── Records supplied

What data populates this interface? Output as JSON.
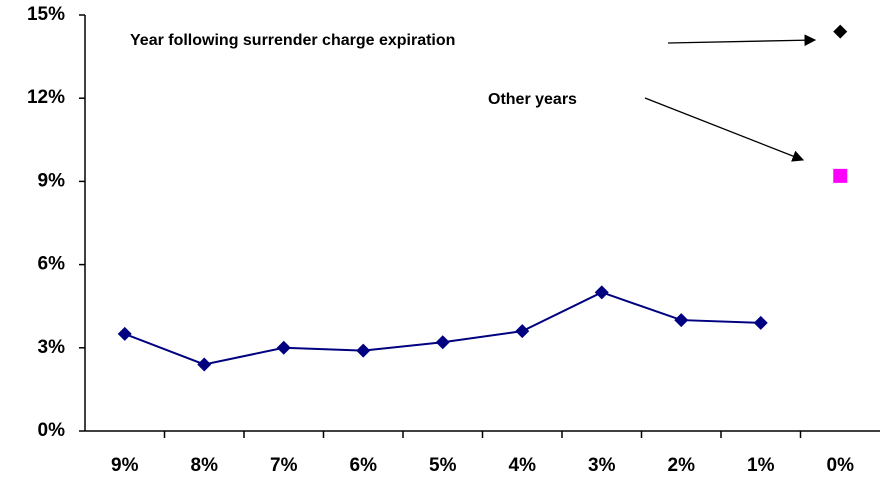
{
  "chart_data": {
    "type": "line",
    "categories": [
      "9%",
      "8%",
      "7%",
      "6%",
      "5%",
      "4%",
      "3%",
      "2%",
      "1%",
      "0%"
    ],
    "series": [
      {
        "color": "#000080",
        "marker": "diamond",
        "line": true,
        "values": [
          3.5,
          2.4,
          3.0,
          2.9,
          3.2,
          3.6,
          5.0,
          4.0,
          3.9,
          null
        ]
      },
      {
        "color": "#000000",
        "marker": "diamond",
        "line": false,
        "values": [
          null,
          null,
          null,
          null,
          null,
          null,
          null,
          null,
          null,
          14.4
        ]
      },
      {
        "color": "#ff00ff",
        "marker": "square",
        "line": false,
        "values": [
          null,
          null,
          null,
          null,
          null,
          null,
          null,
          null,
          null,
          9.2
        ]
      }
    ],
    "annotations": [
      {
        "text": "Year following  surrender charge expiration"
      },
      {
        "text": "Other years"
      }
    ],
    "ylim": [
      0,
      15
    ],
    "yticks": [
      {
        "value": 0,
        "label": "0%"
      },
      {
        "value": 3,
        "label": "3%"
      },
      {
        "value": 6,
        "label": "6%"
      },
      {
        "value": 9,
        "label": "9%"
      },
      {
        "value": 12,
        "label": "12%"
      },
      {
        "value": 15,
        "label": "15%"
      }
    ],
    "grid": false
  }
}
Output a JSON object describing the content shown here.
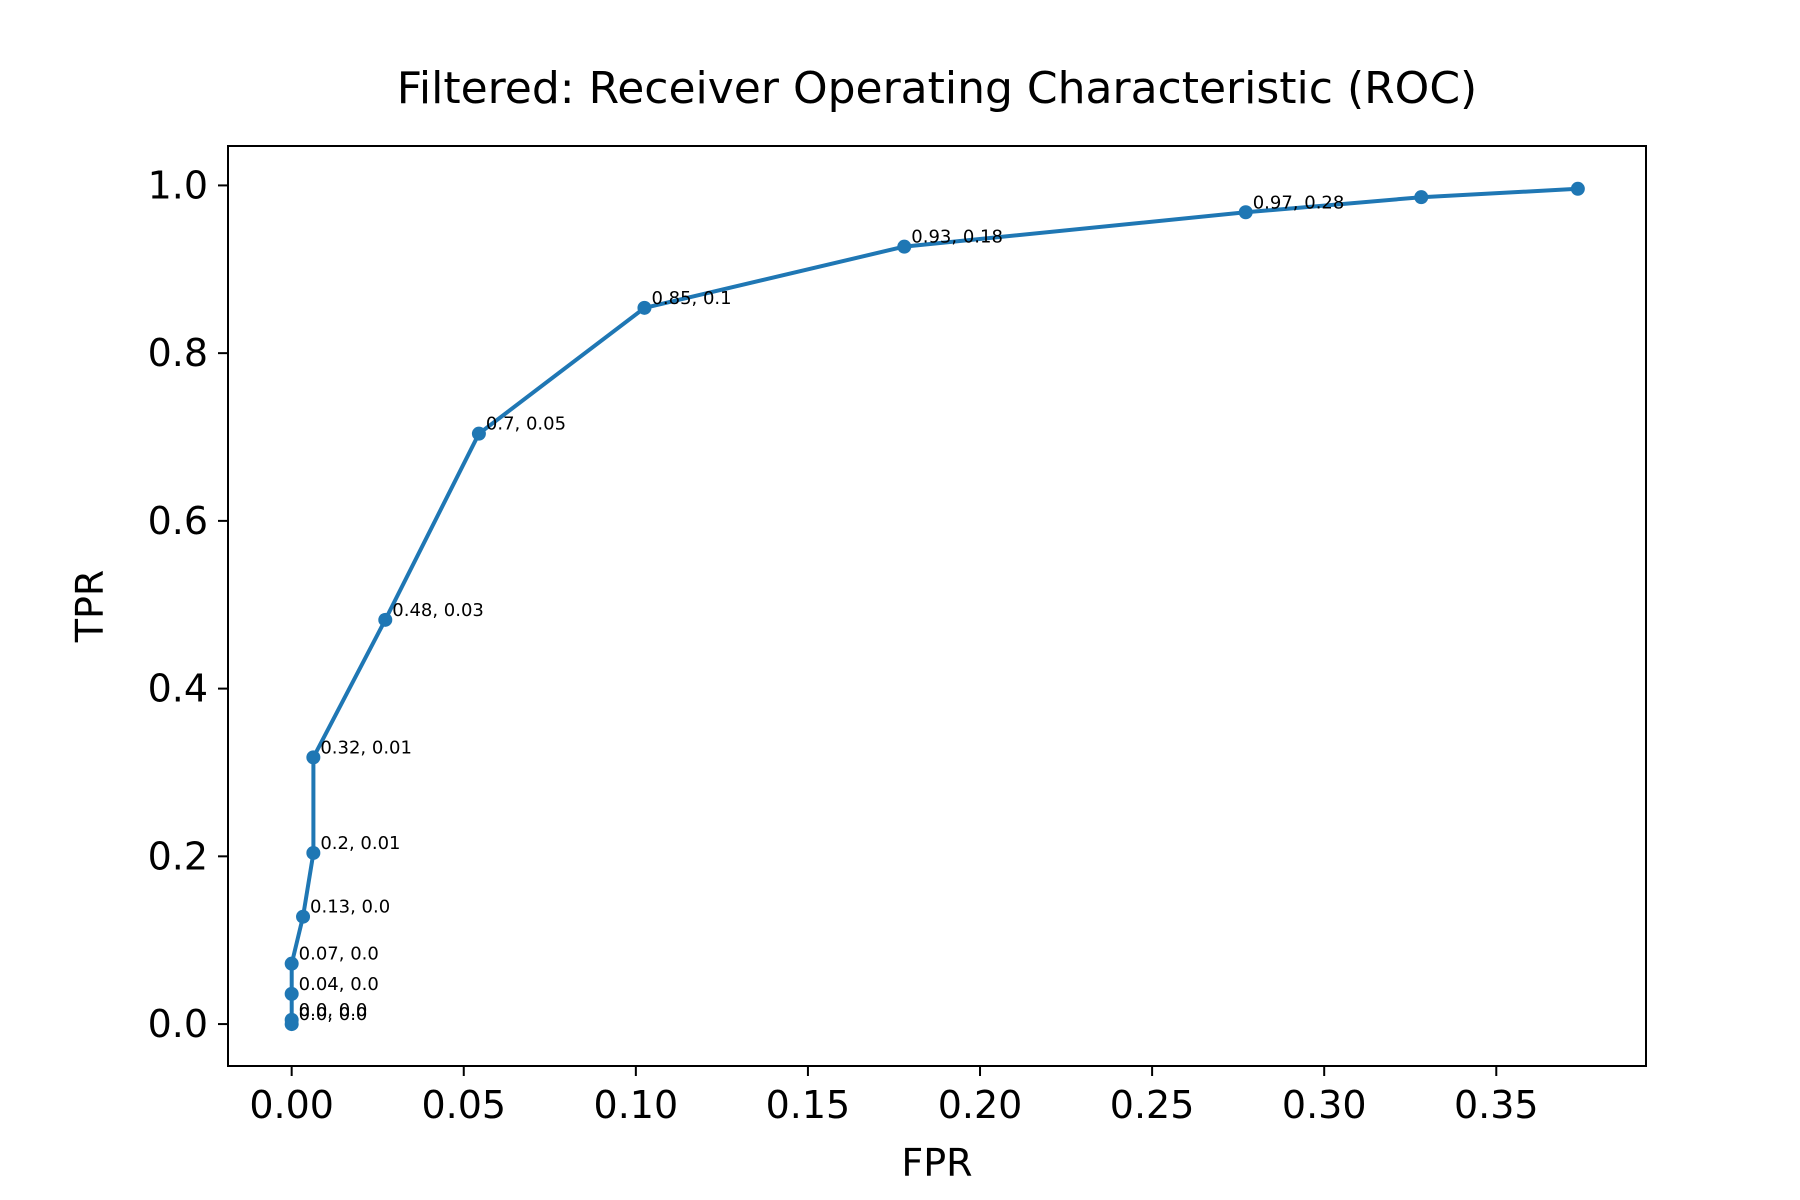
{
  "chart_data": {
    "type": "line",
    "title": "Filtered: Receiver Operating Characteristic (ROC)",
    "xlabel": "FPR",
    "ylabel": "TPR",
    "xlim": [
      -0.0185,
      0.3935
    ],
    "ylim": [
      -0.05,
      1.047
    ],
    "xticks": [
      0.0,
      0.05,
      0.1,
      0.15,
      0.2,
      0.25,
      0.3,
      0.35
    ],
    "xtick_labels": [
      "0.00",
      "0.05",
      "0.10",
      "0.15",
      "0.20",
      "0.25",
      "0.30",
      "0.35"
    ],
    "yticks": [
      0.0,
      0.2,
      0.4,
      0.6,
      0.8,
      1.0
    ],
    "ytick_labels": [
      "0.0",
      "0.2",
      "0.4",
      "0.6",
      "0.8",
      "1.0"
    ],
    "grid": false,
    "series": [
      {
        "color": "#1f77b4",
        "marker": "circle",
        "points": [
          {
            "x": 0.0,
            "y": 0.0,
            "label": "0.0, 0.0"
          },
          {
            "x": 0.0,
            "y": 0.005,
            "label": "0.0, 0.0"
          },
          {
            "x": 0.0,
            "y": 0.036,
            "label": "0.04, 0.0"
          },
          {
            "x": 0.0,
            "y": 0.072,
            "label": "0.07, 0.0"
          },
          {
            "x": 0.0033,
            "y": 0.128,
            "label": "0.13, 0.0"
          },
          {
            "x": 0.0063,
            "y": 0.204,
            "label": "0.2, 0.01"
          },
          {
            "x": 0.0063,
            "y": 0.318,
            "label": "0.32, 0.01"
          },
          {
            "x": 0.0272,
            "y": 0.482,
            "label": "0.48, 0.03"
          },
          {
            "x": 0.0544,
            "y": 0.704,
            "label": "0.7, 0.05"
          },
          {
            "x": 0.1025,
            "y": 0.854,
            "label": "0.85, 0.1"
          },
          {
            "x": 0.178,
            "y": 0.927,
            "label": "0.93, 0.18"
          },
          {
            "x": 0.2772,
            "y": 0.968,
            "label": "0.97, 0.28"
          },
          {
            "x": 0.3282,
            "y": 0.986,
            "label": ""
          },
          {
            "x": 0.3737,
            "y": 0.996,
            "label": ""
          }
        ]
      }
    ]
  }
}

────

> [Written problem]
Except for the pictures, reproduce every line exactly.

> [Task output]
What data populates this interface? Output as JSON.
{
  "chart_data": {
    "type": "line",
    "categories": [
      "9%",
      "8%",
      "7%",
      "6%",
      "5%",
      "4%",
      "3%",
      "2%",
      "1%",
      "0%"
    ],
    "series": [
      {
        "color": "#000080",
        "marker": "diamond",
        "line": true,
        "values": [
          3.5,
          2.4,
          3.0,
          2.9,
          3.2,
          3.6,
          5.0,
          4.0,
          3.9,
          null
        ]
      },
      {
        "color": "#000000",
        "marker": "diamond",
        "line": false,
        "values": [
          null,
          null,
          null,
          null,
          null,
          null,
          null,
          null,
          null,
          14.4
        ]
      },
      {
        "color": "#ff00ff",
        "marker": "square",
        "line": false,
        "values": [
          null,
          null,
          null,
          null,
          null,
          null,
          null,
          null,
          null,
          9.2
        ]
      }
    ],
    "annotations": [
      {
        "text": "Year following  surrender charge expiration"
      },
      {
        "text": "Other years"
      }
    ],
    "ylim": [
      0,
      15
    ],
    "yticks": [
      {
        "value": 0,
        "label": "0%"
      },
      {
        "value": 3,
        "label": "3%"
      },
      {
        "value": 6,
        "label": "6%"
      },
      {
        "value": 9,
        "label": "9%"
      },
      {
        "value": 12,
        "label": "12%"
      },
      {
        "value": 15,
        "label": "15%"
      }
    ],
    "grid": false
  }
}
Output a JSON object describing the content shown here.
{
  "chart_data": {
    "type": "line",
    "title": "Filtered: Receiver Operating Characteristic (ROC)",
    "xlabel": "FPR",
    "ylabel": "TPR",
    "xlim": [
      -0.0185,
      0.3935
    ],
    "ylim": [
      -0.05,
      1.047
    ],
    "xticks": [
      0.0,
      0.05,
      0.1,
      0.15,
      0.2,
      0.25,
      0.3,
      0.35
    ],
    "xtick_labels": [
      "0.00",
      "0.05",
      "0.10",
      "0.15",
      "0.20",
      "0.25",
      "0.30",
      "0.35"
    ],
    "yticks": [
      0.0,
      0.2,
      0.4,
      0.6,
      0.8,
      1.0
    ],
    "ytick_labels": [
      "0.0",
      "0.2",
      "0.4",
      "0.6",
      "0.8",
      "1.0"
    ],
    "grid": false,
    "series": [
      {
        "color": "#1f77b4",
        "marker": "circle",
        "points": [
          {
            "x": 0.0,
            "y": 0.0,
            "label": "0.0, 0.0"
          },
          {
            "x": 0.0,
            "y": 0.005,
            "label": "0.0, 0.0"
          },
          {
            "x": 0.0,
            "y": 0.036,
            "label": "0.04, 0.0"
          },
          {
            "x": 0.0,
            "y": 0.072,
            "label": "0.07, 0.0"
          },
          {
            "x": 0.0033,
            "y": 0.128,
            "label": "0.13, 0.0"
          },
          {
            "x": 0.0063,
            "y": 0.204,
            "label": "0.2, 0.01"
          },
          {
            "x": 0.0063,
            "y": 0.318,
            "label": "0.32, 0.01"
          },
          {
            "x": 0.0272,
            "y": 0.482,
            "label": "0.48, 0.03"
          },
          {
            "x": 0.0544,
            "y": 0.704,
            "label": "0.7, 0.05"
          },
          {
            "x": 0.1025,
            "y": 0.854,
            "label": "0.85, 0.1"
          },
          {
            "x": 0.178,
            "y": 0.927,
            "label": "0.93, 0.18"
          },
          {
            "x": 0.2772,
            "y": 0.968,
            "label": "0.97, 0.28"
          },
          {
            "x": 0.3282,
            "y": 0.986,
            "label": ""
          },
          {
            "x": 0.3737,
            "y": 0.996,
            "label": ""
          }
        ]
      }
    ]
  }
}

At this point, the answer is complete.